## start Material for this task
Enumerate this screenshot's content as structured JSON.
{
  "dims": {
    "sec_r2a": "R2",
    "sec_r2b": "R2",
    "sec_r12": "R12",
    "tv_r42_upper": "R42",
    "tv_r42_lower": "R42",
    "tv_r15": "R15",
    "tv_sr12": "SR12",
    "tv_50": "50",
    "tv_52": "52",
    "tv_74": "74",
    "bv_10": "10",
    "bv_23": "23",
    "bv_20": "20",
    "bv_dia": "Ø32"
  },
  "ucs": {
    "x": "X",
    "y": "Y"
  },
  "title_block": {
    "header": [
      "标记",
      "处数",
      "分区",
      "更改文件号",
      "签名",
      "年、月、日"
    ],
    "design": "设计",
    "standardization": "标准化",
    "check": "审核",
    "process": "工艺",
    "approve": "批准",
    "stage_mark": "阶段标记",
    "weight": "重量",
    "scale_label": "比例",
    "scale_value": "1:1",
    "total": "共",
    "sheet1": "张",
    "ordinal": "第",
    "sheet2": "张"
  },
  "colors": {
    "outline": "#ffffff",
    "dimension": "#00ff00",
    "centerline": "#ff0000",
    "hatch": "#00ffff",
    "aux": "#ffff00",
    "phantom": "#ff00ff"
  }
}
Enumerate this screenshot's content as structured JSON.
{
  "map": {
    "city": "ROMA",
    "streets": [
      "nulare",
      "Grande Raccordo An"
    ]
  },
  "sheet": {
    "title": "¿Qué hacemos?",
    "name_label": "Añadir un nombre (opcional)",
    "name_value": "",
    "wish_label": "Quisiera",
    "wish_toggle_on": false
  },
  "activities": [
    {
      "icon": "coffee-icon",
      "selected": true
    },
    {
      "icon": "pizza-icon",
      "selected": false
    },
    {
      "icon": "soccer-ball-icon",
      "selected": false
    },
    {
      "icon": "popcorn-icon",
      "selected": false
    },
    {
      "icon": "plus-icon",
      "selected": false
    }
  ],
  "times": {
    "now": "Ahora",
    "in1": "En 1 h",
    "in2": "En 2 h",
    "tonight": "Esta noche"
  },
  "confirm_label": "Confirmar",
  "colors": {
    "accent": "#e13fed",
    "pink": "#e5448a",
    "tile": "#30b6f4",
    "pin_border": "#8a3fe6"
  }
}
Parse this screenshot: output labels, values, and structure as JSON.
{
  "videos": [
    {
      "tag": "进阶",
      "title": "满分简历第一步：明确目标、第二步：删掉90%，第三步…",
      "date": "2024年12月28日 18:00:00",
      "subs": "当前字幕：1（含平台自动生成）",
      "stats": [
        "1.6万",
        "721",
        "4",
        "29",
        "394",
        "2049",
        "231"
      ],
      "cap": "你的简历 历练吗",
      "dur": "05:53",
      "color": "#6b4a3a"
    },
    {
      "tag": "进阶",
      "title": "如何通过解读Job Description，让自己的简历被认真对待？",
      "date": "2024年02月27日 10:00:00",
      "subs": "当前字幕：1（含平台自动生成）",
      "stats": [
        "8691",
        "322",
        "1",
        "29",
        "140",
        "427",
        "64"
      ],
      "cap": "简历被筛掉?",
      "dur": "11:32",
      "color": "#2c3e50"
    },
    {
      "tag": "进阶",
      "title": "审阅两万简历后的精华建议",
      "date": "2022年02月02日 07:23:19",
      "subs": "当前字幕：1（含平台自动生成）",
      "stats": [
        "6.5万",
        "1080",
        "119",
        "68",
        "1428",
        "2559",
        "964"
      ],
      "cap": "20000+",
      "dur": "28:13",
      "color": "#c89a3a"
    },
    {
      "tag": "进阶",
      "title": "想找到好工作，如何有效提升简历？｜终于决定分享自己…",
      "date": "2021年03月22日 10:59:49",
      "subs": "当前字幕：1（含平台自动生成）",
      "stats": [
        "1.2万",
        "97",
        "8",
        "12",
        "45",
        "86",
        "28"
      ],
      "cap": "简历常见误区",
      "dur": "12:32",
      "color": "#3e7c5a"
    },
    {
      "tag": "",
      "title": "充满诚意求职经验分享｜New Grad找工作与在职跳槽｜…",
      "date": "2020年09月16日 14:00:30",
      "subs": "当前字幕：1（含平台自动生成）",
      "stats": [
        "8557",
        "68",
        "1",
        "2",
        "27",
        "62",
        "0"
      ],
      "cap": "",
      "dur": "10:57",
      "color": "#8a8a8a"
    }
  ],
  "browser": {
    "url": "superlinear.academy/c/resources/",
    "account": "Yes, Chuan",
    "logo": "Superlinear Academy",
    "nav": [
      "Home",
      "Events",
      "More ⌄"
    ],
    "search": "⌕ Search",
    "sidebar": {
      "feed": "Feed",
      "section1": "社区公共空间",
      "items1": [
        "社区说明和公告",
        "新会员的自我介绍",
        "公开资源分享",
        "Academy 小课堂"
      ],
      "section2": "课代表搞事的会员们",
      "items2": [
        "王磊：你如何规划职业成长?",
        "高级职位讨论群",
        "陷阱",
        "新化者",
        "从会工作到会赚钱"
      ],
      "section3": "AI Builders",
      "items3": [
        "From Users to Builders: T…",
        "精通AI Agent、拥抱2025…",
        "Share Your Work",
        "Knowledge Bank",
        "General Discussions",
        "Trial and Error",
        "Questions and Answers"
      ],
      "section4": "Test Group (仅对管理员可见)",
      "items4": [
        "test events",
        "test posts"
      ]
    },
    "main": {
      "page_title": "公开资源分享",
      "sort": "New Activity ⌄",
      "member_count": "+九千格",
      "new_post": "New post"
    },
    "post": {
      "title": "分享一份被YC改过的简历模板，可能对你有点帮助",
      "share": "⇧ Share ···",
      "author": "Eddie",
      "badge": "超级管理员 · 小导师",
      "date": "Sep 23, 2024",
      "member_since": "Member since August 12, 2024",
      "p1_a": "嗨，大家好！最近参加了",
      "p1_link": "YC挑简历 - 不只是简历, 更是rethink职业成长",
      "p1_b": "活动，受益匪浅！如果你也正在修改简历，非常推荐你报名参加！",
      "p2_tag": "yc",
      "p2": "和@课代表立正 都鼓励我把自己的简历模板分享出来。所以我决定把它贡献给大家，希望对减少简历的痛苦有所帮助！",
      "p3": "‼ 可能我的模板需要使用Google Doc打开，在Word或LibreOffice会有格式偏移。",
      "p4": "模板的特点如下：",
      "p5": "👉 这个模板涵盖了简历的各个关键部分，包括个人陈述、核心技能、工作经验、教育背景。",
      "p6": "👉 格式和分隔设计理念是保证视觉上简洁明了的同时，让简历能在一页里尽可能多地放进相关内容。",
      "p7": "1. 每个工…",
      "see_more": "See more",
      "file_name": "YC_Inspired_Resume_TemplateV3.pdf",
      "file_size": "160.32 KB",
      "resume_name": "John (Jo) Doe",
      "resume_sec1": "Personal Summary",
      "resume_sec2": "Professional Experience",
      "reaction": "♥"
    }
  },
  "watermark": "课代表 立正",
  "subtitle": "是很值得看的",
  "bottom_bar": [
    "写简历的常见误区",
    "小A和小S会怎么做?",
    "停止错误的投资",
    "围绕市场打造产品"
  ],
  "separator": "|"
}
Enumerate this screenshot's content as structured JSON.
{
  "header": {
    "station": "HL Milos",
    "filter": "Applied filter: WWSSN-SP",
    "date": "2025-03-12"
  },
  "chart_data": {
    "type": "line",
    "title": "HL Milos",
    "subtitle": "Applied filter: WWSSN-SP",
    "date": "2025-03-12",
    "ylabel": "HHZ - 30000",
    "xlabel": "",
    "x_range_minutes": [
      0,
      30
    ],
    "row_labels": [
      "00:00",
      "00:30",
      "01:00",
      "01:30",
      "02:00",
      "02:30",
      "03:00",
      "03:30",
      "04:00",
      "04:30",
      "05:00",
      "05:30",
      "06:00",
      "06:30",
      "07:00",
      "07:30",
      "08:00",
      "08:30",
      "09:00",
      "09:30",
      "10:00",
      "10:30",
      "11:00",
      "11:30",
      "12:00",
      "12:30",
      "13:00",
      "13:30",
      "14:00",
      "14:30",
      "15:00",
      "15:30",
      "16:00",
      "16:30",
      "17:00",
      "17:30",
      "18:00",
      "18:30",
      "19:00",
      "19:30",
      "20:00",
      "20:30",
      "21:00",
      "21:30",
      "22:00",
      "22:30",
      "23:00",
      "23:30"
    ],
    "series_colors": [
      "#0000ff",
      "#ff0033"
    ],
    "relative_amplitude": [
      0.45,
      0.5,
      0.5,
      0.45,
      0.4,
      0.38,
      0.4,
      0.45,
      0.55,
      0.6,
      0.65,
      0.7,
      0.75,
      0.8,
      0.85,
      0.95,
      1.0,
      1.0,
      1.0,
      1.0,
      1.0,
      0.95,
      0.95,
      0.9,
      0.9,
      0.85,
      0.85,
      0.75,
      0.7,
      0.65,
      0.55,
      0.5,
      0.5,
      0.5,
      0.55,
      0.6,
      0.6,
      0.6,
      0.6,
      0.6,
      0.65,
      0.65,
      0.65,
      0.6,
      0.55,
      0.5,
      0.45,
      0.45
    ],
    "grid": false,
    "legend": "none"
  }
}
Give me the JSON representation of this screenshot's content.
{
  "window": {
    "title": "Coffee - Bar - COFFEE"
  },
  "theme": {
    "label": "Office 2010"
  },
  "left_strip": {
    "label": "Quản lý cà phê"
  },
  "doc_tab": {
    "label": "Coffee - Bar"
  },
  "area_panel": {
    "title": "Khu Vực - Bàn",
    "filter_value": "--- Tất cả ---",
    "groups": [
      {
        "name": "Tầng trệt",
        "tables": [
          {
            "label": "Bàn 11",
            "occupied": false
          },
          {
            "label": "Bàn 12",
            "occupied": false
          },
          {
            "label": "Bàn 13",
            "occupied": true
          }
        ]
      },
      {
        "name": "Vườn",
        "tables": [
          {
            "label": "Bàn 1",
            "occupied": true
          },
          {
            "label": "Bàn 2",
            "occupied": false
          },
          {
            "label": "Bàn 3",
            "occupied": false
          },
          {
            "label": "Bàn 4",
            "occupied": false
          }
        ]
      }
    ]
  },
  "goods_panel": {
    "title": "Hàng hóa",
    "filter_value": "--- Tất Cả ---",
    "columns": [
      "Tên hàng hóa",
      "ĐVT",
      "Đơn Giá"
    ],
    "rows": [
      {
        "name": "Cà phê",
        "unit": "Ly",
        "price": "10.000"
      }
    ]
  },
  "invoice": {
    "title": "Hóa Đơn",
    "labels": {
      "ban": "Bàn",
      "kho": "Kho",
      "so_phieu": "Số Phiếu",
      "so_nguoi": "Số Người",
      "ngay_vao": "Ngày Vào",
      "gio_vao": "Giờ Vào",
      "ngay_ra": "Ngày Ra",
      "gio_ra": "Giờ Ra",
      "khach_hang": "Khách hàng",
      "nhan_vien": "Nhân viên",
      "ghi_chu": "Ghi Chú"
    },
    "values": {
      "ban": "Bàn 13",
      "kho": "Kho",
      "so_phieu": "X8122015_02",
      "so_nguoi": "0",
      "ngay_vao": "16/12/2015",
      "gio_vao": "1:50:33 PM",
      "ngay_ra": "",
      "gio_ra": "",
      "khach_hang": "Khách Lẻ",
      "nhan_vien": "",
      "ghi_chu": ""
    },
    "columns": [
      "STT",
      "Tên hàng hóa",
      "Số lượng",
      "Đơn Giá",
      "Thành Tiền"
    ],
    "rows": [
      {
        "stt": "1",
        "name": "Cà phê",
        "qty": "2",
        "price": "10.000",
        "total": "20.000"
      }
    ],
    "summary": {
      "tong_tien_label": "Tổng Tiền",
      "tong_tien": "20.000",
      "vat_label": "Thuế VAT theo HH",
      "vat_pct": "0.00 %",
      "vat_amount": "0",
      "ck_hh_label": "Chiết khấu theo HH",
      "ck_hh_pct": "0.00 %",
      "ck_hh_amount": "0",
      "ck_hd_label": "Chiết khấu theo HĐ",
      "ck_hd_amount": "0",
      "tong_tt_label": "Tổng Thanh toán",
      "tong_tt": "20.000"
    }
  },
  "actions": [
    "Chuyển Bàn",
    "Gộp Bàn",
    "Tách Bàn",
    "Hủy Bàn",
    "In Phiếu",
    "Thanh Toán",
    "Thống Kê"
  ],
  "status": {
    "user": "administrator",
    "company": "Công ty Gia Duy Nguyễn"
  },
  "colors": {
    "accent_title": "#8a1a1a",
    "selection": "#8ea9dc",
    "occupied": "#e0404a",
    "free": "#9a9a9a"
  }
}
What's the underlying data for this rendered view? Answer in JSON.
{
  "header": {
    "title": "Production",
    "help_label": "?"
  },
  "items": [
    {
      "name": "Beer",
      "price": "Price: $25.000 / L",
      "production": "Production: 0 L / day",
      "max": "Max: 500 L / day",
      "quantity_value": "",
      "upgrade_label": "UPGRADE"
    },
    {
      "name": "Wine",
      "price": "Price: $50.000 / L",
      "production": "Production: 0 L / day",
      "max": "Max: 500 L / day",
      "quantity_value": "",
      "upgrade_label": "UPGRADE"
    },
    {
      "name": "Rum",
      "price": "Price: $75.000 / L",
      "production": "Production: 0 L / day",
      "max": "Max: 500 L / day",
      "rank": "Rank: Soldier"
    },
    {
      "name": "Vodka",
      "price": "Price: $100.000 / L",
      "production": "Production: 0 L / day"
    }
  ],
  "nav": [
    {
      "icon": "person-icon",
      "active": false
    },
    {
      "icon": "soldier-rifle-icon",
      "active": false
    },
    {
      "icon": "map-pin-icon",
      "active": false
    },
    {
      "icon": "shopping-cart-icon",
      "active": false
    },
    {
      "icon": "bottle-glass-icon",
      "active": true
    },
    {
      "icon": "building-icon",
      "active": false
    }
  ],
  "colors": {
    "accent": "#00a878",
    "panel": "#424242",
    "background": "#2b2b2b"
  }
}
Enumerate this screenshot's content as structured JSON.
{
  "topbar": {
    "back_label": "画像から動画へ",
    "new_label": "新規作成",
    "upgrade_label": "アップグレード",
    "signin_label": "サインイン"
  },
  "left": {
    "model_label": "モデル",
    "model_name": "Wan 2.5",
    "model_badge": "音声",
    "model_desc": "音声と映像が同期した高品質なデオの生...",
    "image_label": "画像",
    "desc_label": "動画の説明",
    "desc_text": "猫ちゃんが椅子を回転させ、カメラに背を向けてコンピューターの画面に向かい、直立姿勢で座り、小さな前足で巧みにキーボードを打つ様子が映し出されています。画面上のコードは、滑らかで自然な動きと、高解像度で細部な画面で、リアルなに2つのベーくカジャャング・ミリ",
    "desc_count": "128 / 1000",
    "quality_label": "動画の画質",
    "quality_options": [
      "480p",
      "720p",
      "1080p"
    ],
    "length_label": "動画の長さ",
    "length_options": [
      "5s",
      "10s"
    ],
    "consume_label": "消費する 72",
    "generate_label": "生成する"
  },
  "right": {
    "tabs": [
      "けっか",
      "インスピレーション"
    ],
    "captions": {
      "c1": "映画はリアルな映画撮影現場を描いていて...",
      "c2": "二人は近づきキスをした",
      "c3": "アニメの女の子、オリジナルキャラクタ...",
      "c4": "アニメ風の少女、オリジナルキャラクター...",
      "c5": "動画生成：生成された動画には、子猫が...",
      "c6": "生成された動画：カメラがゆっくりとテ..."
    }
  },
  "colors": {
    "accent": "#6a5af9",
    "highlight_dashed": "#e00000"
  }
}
## end Material for this task
● Written problem
In the data above, tally the lines holding "Tiền" and answer with the figure only.

● Output of the exercise
2